┌──

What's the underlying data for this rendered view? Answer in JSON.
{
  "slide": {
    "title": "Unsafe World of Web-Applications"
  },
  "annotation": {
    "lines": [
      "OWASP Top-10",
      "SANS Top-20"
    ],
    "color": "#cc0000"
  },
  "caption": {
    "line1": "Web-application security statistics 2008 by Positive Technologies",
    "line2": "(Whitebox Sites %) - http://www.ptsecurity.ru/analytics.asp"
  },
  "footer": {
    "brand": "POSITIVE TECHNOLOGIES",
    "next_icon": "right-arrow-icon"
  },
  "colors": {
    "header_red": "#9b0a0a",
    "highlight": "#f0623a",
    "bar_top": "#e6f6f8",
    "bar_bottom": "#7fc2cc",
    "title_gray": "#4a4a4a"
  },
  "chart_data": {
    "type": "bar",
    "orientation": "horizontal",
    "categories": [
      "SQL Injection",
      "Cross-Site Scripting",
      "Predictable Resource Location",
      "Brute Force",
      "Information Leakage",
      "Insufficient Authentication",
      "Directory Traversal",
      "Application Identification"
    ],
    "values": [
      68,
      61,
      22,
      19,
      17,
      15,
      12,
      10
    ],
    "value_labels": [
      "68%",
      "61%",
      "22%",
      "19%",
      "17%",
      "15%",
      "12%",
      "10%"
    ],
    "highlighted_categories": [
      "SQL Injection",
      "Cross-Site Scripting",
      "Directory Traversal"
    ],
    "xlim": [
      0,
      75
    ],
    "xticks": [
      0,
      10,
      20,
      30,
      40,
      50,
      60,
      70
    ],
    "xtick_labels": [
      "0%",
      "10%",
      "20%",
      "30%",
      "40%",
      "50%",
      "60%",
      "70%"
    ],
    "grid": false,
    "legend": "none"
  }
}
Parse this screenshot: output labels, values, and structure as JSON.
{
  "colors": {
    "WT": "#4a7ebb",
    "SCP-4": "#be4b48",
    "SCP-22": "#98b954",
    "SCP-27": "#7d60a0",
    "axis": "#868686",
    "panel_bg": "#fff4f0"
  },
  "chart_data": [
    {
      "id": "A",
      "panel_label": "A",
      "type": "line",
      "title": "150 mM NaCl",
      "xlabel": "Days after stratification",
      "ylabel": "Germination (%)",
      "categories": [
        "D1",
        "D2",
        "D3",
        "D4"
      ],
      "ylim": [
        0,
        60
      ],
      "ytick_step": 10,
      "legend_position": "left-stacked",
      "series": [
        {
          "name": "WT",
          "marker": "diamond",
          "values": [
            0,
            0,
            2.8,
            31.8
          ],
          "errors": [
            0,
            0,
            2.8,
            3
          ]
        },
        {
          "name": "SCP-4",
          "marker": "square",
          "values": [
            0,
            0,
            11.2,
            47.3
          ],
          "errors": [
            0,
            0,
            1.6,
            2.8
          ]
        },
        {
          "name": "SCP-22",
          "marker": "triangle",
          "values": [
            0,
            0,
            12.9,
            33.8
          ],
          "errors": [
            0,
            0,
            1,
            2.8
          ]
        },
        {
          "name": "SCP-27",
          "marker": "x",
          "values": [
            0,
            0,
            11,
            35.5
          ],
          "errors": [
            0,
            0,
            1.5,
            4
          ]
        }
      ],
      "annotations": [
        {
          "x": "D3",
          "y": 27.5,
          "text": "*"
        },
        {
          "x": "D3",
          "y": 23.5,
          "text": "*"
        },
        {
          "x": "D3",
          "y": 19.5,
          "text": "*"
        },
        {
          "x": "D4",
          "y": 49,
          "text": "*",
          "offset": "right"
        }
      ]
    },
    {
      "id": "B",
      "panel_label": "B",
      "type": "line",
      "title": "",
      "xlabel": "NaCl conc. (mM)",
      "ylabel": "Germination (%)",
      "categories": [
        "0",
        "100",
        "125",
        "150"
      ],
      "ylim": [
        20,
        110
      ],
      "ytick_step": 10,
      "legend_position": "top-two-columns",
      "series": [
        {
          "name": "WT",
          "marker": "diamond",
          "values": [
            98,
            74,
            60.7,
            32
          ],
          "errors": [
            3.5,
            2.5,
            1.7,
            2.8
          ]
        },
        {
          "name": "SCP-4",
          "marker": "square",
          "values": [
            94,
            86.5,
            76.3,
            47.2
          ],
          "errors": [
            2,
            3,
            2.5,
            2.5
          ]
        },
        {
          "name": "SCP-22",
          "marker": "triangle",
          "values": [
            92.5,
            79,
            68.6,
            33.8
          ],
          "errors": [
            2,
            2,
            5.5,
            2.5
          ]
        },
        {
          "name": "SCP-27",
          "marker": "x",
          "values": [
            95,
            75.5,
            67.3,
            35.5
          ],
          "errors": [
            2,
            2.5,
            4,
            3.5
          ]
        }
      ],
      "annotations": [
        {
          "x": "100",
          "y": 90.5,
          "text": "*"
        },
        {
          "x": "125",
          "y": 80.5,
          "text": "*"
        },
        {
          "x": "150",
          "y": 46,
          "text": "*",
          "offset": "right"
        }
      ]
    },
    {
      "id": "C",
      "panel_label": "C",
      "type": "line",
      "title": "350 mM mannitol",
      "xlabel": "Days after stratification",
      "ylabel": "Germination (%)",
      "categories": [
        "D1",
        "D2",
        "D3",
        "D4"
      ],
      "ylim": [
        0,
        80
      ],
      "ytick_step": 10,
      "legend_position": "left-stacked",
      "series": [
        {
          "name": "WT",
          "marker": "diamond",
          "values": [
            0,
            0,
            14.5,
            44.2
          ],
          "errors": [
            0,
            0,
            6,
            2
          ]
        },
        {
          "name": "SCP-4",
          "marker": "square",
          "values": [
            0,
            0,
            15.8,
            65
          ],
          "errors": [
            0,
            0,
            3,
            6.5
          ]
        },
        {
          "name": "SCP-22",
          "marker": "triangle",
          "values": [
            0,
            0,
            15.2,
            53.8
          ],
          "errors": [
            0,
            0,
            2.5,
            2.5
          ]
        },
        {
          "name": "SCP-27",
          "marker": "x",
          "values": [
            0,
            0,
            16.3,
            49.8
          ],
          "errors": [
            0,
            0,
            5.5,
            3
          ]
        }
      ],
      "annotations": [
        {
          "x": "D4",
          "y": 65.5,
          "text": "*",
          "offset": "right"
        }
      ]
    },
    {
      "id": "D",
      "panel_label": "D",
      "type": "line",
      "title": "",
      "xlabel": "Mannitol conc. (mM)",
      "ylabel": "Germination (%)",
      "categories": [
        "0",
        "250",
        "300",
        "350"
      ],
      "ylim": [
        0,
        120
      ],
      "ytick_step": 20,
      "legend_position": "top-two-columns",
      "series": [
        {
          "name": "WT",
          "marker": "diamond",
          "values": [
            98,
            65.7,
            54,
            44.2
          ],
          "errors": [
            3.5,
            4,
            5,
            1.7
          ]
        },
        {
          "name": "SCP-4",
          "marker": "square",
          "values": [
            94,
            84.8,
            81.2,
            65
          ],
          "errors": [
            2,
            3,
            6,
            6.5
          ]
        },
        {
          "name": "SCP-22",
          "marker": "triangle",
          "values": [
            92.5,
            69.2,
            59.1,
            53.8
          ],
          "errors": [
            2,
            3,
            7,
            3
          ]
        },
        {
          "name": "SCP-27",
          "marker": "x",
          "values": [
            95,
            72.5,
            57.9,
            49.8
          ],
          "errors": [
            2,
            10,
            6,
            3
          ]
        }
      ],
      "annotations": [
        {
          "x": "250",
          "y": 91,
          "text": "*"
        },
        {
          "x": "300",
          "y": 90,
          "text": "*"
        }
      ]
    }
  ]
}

└──

## WHAT YOU NEED TO DO
Produce a verbatim transcription of the entries above.

## FINAL RESULT
What's the underlying data for this rendered view? Answer in JSON.
{
  "slide": {
    "title": "Unsafe World of Web-Applications"
  },
  "annotation": {
    "lines": [
      "OWASP Top-10",
      "SANS Top-20"
    ],
    "color": "#cc0000"
  },
  "caption": {
    "line1": "Web-application security statistics 2008 by Positive Technologies",
    "line2": "(Whitebox Sites %) - http://www.ptsecurity.ru/analytics.asp"
  },
  "footer": {
    "brand": "POSITIVE TECHNOLOGIES",
    "next_icon": "right-arrow-icon"
  },
  "colors": {
    "header_red": "#9b0a0a",
    "highlight": "#f0623a",
    "bar_top": "#e6f6f8",
    "bar_bottom": "#7fc2cc",
    "title_gray": "#4a4a4a"
  },
  "chart_data": {
    "type": "bar",
    "orientation": "horizontal",
    "categories": [
      "SQL Injection",
      "Cross-Site Scripting",
      "Predictable Resource Location",
      "Brute Force",
      "Information Leakage",
      "Insufficient Authentication",
      "Directory Traversal",
      "Application Identification"
    ],
    "values": [
      68,
      61,
      22,
      19,
      17,
      15,
      12,
      10
    ],
    "value_labels": [
      "68%",
      "61%",
      "22%",
      "19%",
      "17%",
      "15%",
      "12%",
      "10%"
    ],
    "highlighted_categories": [
      "SQL Injection",
      "Cross-Site Scripting",
      "Directory Traversal"
    ],
    "xlim": [
      0,
      75
    ],
    "xticks": [
      0,
      10,
      20,
      30,
      40,
      50,
      60,
      70
    ],
    "xtick_labels": [
      "0%",
      "10%",
      "20%",
      "30%",
      "40%",
      "50%",
      "60%",
      "70%"
    ],
    "grid": false,
    "legend": "none"
  }
}
Parse this screenshot: output labels, values, and structure as JSON.
{
  "colors": {
    "WT": "#4a7ebb",
    "SCP-4": "#be4b48",
    "SCP-22": "#98b954",
    "SCP-27": "#7d60a0",
    "axis": "#868686",
    "panel_bg": "#fff4f0"
  },
  "chart_data": [
    {
      "id": "A",
      "panel_label": "A",
      "type": "line",
      "title": "150 mM NaCl",
      "xlabel": "Days after stratification",
      "ylabel": "Germination (%)",
      "categories": [
        "D1",
        "D2",
        "D3",
        "D4"
      ],
      "ylim": [
        0,
        60
      ],
      "ytick_step": 10,
      "legend_position": "left-stacked",
      "series": [
        {
          "name": "WT",
          "marker": "diamond",
          "values": [
            0,
            0,
            2.8,
            31.8
          ],
          "errors": [
            0,
            0,
            2.8,
            3
          ]
        },
        {
          "name": "SCP-4",
          "marker": "square",
          "values": [
            0,
            0,
            11.2,
            47.3
          ],
          "errors": [
            0,
            0,
            1.6,
            2.8
          ]
        },
        {
          "name": "SCP-22",
          "marker": "triangle",
          "values": [
            0,
            0,
            12.9,
            33.8
          ],
          "errors": [
            0,
            0,
            1,
            2.8
          ]
        },
        {
          "name": "SCP-27",
          "marker": "x",
          "values": [
            0,
            0,
            11,
            35.5
          ],
          "errors": [
            0,
            0,
            1.5,
            4
          ]
        }
      ],
      "annotations": [
        {
          "x": "D3",
          "y": 27.5,
          "text": "*"
        },
        {
          "x": "D3",
          "y": 23.5,
          "text": "*"
        },
        {
          "x": "D3",
          "y": 19.5,
          "text": "*"
        },
        {
          "x": "D4",
          "y": 49,
          "text": "*",
          "offset": "right"
        }
      ]
    },
    {
      "id": "B",
      "panel_label": "B",
      "type": "line",
      "title": "",
      "xlabel": "NaCl conc. (mM)",
      "ylabel": "Germination (%)",
      "categories": [
        "0",
        "100",
        "125",
        "150"
      ],
      "ylim": [
        20,
        110
      ],
      "ytick_step": 10,
      "legend_position": "top-two-columns",
      "series": [
        {
          "name": "WT",
          "marker": "diamond",
          "values": [
            98,
            74,
            60.7,
            32
          ],
          "errors": [
            3.5,
            2.5,
            1.7,
            2.8
          ]
        },
        {
          "name": "SCP-4",
          "marker": "square",
          "values": [
            94,
            86.5,
            76.3,
            47.2
          ],
          "errors": [
            2,
            3,
            2.5,
            2.5
          ]
        },
        {
          "name": "SCP-22",
          "marker": "triangle",
          "values": [
            92.5,
            79,
            68.6,
            33.8
          ],
          "errors": [
            2,
            2,
            5.5,
            2.5
          ]
        },
        {
          "name": "SCP-27",
          "marker": "x",
          "values": [
            95,
            75.5,
            67.3,
            35.5
          ],
          "errors": [
            2,
            2.5,
            4,
            3.5
          ]
        }
      ],
      "annotations": [
        {
          "x": "100",
          "y": 90.5,
          "text": "*"
        },
        {
          "x": "125",
          "y": 80.5,
          "text": "*"
        },
        {
          "x": "150",
          "y": 46,
          "text": "*",
          "offset": "right"
        }
      ]
    },
    {
      "id": "C",
      "panel_label": "C",
      "type": "line",
      "title": "350 mM mannitol",
      "xlabel": "Days after stratification",
      "ylabel": "Germination (%)",
      "categories": [
        "D1",
        "D2",
        "D3",
        "D4"
      ],
      "ylim": [
        0,
        80
      ],
      "ytick_step": 10,
      "legend_position": "left-stacked",
      "series": [
        {
          "name": "WT",
          "marker": "diamond",
          "values": [
            0,
            0,
            14.5,
            44.2
          ],
          "errors": [
            0,
            0,
            6,
            2
          ]
        },
        {
          "name": "SCP-4",
          "marker": "square",
          "values": [
            0,
            0,
            15.8,
            65
          ],
          "errors": [
            0,
            0,
            3,
            6.5
          ]
        },
        {
          "name": "SCP-22",
          "marker": "triangle",
          "values": [
            0,
            0,
            15.2,
            53.8
          ],
          "errors": [
            0,
            0,
            2.5,
            2.5
          ]
        },
        {
          "name": "SCP-27",
          "marker": "x",
          "values": [
            0,
            0,
            16.3,
            49.8
          ],
          "errors": [
            0,
            0,
            5.5,
            3
          ]
        }
      ],
      "annotations": [
        {
          "x": "D4",
          "y": 65.5,
          "text": "*",
          "offset": "right"
        }
      ]
    },
    {
      "id": "D",
      "panel_label": "D",
      "type": "line",
      "title": "",
      "xlabel": "Mannitol conc. (mM)",
      "ylabel": "Germination (%)",
      "categories": [
        "0",
        "250",
        "300",
        "350"
      ],
      "ylim": [
        0,
        120
      ],
      "ytick_step": 20,
      "legend_position": "top-two-columns",
      "series": [
        {
          "name": "WT",
          "marker": "diamond",
          "values": [
            98,
            65.7,
            54,
            44.2
          ],
          "errors": [
            3.5,
            4,
            5,
            1.7
          ]
        },
        {
          "name": "SCP-4",
          "marker": "square",
          "values": [
            94,
            84.8,
            81.2,
            65
          ],
          "errors": [
            2,
            3,
            6,
            6.5
          ]
        },
        {
          "name": "SCP-22",
          "marker": "triangle",
          "values": [
            92.5,
            69.2,
            59.1,
            53.8
          ],
          "errors": [
            2,
            3,
            7,
            3
          ]
        },
        {
          "name": "SCP-27",
          "marker": "x",
          "values": [
            95,
            72.5,
            57.9,
            49.8
          ],
          "errors": [
            2,
            10,
            6,
            3
          ]
        }
      ],
      "annotations": [
        {
          "x": "250",
          "y": 91,
          "text": "*"
        },
        {
          "x": "300",
          "y": 90,
          "text": "*"
        }
      ]
    }
  ]
}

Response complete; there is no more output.